----- DATA TO USE -----
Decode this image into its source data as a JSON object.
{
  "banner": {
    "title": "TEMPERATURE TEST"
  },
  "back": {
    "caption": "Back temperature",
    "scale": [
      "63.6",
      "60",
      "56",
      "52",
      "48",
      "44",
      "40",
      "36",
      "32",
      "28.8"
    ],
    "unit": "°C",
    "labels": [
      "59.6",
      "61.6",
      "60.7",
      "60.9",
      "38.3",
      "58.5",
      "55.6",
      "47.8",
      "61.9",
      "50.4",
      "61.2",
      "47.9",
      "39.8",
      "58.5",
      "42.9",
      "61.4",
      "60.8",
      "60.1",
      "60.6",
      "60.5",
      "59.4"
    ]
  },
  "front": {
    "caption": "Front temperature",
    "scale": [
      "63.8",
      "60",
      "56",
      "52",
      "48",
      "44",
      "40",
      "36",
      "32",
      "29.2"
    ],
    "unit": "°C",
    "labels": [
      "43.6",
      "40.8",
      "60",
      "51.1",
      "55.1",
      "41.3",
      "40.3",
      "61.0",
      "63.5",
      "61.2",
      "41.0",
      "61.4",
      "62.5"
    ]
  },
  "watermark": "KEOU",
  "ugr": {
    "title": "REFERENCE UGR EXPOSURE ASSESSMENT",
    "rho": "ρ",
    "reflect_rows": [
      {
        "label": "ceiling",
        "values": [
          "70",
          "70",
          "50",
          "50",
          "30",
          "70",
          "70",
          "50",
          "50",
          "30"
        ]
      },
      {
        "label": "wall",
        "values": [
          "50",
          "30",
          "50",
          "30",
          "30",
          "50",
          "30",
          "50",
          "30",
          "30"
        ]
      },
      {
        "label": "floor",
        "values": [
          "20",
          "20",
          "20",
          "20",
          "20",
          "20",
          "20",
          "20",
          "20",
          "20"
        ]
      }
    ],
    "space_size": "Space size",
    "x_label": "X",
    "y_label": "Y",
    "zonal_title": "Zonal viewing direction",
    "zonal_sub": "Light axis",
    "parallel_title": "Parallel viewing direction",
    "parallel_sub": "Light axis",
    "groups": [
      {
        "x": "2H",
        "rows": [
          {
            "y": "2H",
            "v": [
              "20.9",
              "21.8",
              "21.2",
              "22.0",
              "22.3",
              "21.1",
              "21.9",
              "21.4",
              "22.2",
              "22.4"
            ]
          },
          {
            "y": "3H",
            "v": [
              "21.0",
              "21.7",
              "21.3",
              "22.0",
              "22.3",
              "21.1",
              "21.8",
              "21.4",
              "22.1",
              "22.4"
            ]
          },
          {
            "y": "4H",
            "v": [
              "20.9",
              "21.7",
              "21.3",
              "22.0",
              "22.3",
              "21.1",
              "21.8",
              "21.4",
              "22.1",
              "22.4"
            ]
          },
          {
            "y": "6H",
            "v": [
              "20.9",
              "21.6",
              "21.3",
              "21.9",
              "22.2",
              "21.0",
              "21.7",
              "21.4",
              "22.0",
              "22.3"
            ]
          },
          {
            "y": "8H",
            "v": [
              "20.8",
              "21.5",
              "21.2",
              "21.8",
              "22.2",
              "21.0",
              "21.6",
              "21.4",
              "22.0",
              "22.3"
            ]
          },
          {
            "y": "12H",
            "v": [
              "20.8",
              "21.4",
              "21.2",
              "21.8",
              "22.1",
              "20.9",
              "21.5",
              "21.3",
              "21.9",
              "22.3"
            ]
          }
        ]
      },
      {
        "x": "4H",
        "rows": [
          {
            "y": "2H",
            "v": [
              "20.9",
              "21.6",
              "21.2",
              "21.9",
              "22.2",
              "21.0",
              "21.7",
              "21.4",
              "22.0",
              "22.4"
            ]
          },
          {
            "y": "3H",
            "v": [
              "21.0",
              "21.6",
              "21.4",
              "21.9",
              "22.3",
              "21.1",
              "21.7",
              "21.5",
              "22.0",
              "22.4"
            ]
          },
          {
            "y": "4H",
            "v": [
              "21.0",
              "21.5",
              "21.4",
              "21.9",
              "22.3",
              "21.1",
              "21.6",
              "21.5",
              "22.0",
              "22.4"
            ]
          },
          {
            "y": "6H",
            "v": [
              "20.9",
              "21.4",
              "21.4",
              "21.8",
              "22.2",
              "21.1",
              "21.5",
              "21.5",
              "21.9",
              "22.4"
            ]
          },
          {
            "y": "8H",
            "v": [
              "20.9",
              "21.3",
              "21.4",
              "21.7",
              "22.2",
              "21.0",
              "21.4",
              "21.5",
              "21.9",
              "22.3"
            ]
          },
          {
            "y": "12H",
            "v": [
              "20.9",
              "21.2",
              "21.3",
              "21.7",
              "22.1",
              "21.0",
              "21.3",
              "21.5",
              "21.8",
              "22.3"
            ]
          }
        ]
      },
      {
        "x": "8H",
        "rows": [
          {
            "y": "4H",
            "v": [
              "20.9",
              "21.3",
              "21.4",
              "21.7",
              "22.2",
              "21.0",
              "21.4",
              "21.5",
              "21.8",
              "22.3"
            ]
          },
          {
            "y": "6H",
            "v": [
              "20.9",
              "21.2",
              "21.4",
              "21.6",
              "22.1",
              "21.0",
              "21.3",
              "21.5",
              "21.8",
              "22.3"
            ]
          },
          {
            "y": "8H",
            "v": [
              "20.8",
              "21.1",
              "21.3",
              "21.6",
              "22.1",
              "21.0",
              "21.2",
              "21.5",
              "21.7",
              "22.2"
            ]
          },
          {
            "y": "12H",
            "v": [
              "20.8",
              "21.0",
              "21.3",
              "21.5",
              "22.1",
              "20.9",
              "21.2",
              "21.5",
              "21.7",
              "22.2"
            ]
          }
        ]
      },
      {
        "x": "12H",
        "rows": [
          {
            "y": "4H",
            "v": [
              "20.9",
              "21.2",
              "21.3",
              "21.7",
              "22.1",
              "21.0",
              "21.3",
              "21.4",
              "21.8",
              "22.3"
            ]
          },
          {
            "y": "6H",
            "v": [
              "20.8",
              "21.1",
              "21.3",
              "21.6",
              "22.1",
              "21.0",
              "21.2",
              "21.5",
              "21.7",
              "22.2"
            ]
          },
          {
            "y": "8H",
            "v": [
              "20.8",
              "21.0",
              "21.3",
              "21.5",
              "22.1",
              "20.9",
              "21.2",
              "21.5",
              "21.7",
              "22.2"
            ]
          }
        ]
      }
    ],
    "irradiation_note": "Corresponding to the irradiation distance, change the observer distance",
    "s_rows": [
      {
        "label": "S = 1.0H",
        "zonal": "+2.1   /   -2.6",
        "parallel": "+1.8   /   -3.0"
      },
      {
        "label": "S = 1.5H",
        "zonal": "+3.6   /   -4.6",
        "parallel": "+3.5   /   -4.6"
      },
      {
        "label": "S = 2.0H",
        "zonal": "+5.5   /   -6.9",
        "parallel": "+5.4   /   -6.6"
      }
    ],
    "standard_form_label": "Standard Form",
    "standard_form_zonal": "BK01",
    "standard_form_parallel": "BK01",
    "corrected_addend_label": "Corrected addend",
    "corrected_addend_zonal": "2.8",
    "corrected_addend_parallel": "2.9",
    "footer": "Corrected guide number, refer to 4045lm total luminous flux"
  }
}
-----
From the listing above, reproduce all the lines exactly.

» RIGHT ANSWER:
Decode this image into its source data as a JSON object.
{
  "banner": {
    "title": "TEMPERATURE TEST"
  },
  "back": {
    "caption": "Back temperature",
    "scale": [
      "63.6",
      "60",
      "56",
      "52",
      "48",
      "44",
      "40",
      "36",
      "32",
      "28.8"
    ],
    "unit": "°C",
    "labels": [
      "59.6",
      "61.6",
      "60.7",
      "60.9",
      "38.3",
      "58.5",
      "55.6",
      "47.8",
      "61.9",
      "50.4",
      "61.2",
      "47.9",
      "39.8",
      "58.5",
      "42.9",
      "61.4",
      "60.8",
      "60.1",
      "60.6",
      "60.5",
      "59.4"
    ]
  },
  "front": {
    "caption": "Front temperature",
    "scale": [
      "63.8",
      "60",
      "56",
      "52",
      "48",
      "44",
      "40",
      "36",
      "32",
      "29.2"
    ],
    "unit": "°C",
    "labels": [
      "43.6",
      "40.8",
      "60",
      "51.1",
      "55.1",
      "41.3",
      "40.3",
      "61.0",
      "63.5",
      "61.2",
      "41.0",
      "61.4",
      "62.5"
    ]
  },
  "watermark": "KEOU",
  "ugr": {
    "title": "REFERENCE UGR EXPOSURE ASSESSMENT",
    "rho": "ρ",
    "reflect_rows": [
      {
        "label": "ceiling",
        "values": [
          "70",
          "70",
          "50",
          "50",
          "30",
          "70",
          "70",
          "50",
          "50",
          "30"
        ]
      },
      {
        "label": "wall",
        "values": [
          "50",
          "30",
          "50",
          "30",
          "30",
          "50",
          "30",
          "50",
          "30",
          "30"
        ]
      },
      {
        "label": "floor",
        "values": [
          "20",
          "20",
          "20",
          "20",
          "20",
          "20",
          "20",
          "20",
          "20",
          "20"
        ]
      }
    ],
    "space_size": "Space size",
    "x_label": "X",
    "y_label": "Y",
    "zonal_title": "Zonal viewing direction",
    "zonal_sub": "Light axis",
    "parallel_title": "Parallel viewing direction",
    "parallel_sub": "Light axis",
    "groups": [
      {
        "x": "2H",
        "rows": [
          {
            "y": "2H",
            "v": [
              "20.9",
              "21.8",
              "21.2",
              "22.0",
              "22.3",
              "21.1",
              "21.9",
              "21.4",
              "22.2",
              "22.4"
            ]
          },
          {
            "y": "3H",
            "v": [
              "21.0",
              "21.7",
              "21.3",
              "22.0",
              "22.3",
              "21.1",
              "21.8",
              "21.4",
              "22.1",
              "22.4"
            ]
          },
          {
            "y": "4H",
            "v": [
              "20.9",
              "21.7",
              "21.3",
              "22.0",
              "22.3",
              "21.1",
              "21.8",
              "21.4",
              "22.1",
              "22.4"
            ]
          },
          {
            "y": "6H",
            "v": [
              "20.9",
              "21.6",
              "21.3",
              "21.9",
              "22.2",
              "21.0",
              "21.7",
              "21.4",
              "22.0",
              "22.3"
            ]
          },
          {
            "y": "8H",
            "v": [
              "20.8",
              "21.5",
              "21.2",
              "21.8",
              "22.2",
              "21.0",
              "21.6",
              "21.4",
              "22.0",
              "22.3"
            ]
          },
          {
            "y": "12H",
            "v": [
              "20.8",
              "21.4",
              "21.2",
              "21.8",
              "22.1",
              "20.9",
              "21.5",
              "21.3",
              "21.9",
              "22.3"
            ]
          }
        ]
      },
      {
        "x": "4H",
        "rows": [
          {
            "y": "2H",
            "v": [
              "20.9",
              "21.6",
              "21.2",
              "21.9",
              "22.2",
              "21.0",
              "21.7",
              "21.4",
              "22.0",
              "22.4"
            ]
          },
          {
            "y": "3H",
            "v": [
              "21.0",
              "21.6",
              "21.4",
              "21.9",
              "22.3",
              "21.1",
              "21.7",
              "21.5",
              "22.0",
              "22.4"
            ]
          },
          {
            "y": "4H",
            "v": [
              "21.0",
              "21.5",
              "21.4",
              "21.9",
              "22.3",
              "21.1",
              "21.6",
              "21.5",
              "22.0",
              "22.4"
            ]
          },
          {
            "y": "6H",
            "v": [
              "20.9",
              "21.4",
              "21.4",
              "21.8",
              "22.2",
              "21.1",
              "21.5",
              "21.5",
              "21.9",
              "22.4"
            ]
          },
          {
            "y": "8H",
            "v": [
              "20.9",
              "21.3",
              "21.4",
              "21.7",
              "22.2",
              "21.0",
              "21.4",
              "21.5",
              "21.9",
              "22.3"
            ]
          },
          {
            "y": "12H",
            "v": [
              "20.9",
              "21.2",
              "21.3",
              "21.7",
              "22.1",
              "21.0",
              "21.3",
              "21.5",
              "21.8",
              "22.3"
            ]
          }
        ]
      },
      {
        "x": "8H",
        "rows": [
          {
            "y": "4H",
            "v": [
              "20.9",
              "21.3",
              "21.4",
              "21.7",
              "22.2",
              "21.0",
              "21.4",
              "21.5",
              "21.8",
              "22.3"
            ]
          },
          {
            "y": "6H",
            "v": [
              "20.9",
              "21.2",
              "21.4",
              "21.6",
              "22.1",
              "21.0",
              "21.3",
              "21.5",
              "21.8",
              "22.3"
            ]
          },
          {
            "y": "8H",
            "v": [
              "20.8",
              "21.1",
              "21.3",
              "21.6",
              "22.1",
              "21.0",
              "21.2",
              "21.5",
              "21.7",
              "22.2"
            ]
          },
          {
            "y": "12H",
            "v": [
              "20.8",
              "21.0",
              "21.3",
              "21.5",
              "22.1",
              "20.9",
              "21.2",
              "21.5",
              "21.7",
              "22.2"
            ]
          }
        ]
      },
      {
        "x": "12H",
        "rows": [
          {
            "y": "4H",
            "v": [
              "20.9",
              "21.2",
              "21.3",
              "21.7",
              "22.1",
              "21.0",
              "21.3",
              "21.4",
              "21.8",
              "22.3"
            ]
          },
          {
            "y": "6H",
            "v": [
              "20.8",
              "21.1",
              "21.3",
              "21.6",
              "22.1",
              "21.0",
              "21.2",
              "21.5",
              "21.7",
              "22.2"
            ]
          },
          {
            "y": "8H",
            "v": [
              "20.8",
              "21.0",
              "21.3",
              "21.5",
              "22.1",
              "20.9",
              "21.2",
              "21.5",
              "21.7",
              "22.2"
            ]
          }
        ]
      }
    ],
    "irradiation_note": "Corresponding to the irradiation distance, change the observer distance",
    "s_rows": [
      {
        "label": "S = 1.0H",
        "zonal": "+2.1   /   -2.6",
        "parallel": "+1.8   /   -3.0"
      },
      {
        "label": "S = 1.5H",
        "zonal": "+3.6   /   -4.6",
        "parallel": "+3.5   /   -4.6"
      },
      {
        "label": "S = 2.0H",
        "zonal": "+5.5   /   -6.9",
        "parallel": "+5.4   /   -6.6"
      }
    ],
    "standard_form_label": "Standard Form",
    "standard_form_zonal": "BK01",
    "standard_form_parallel": "BK01",
    "corrected_addend_label": "Corrected addend",
    "corrected_addend_zonal": "2.8",
    "corrected_addend_parallel": "2.9",
    "footer": "Corrected guide number, refer to 4045lm total luminous flux"
  }
}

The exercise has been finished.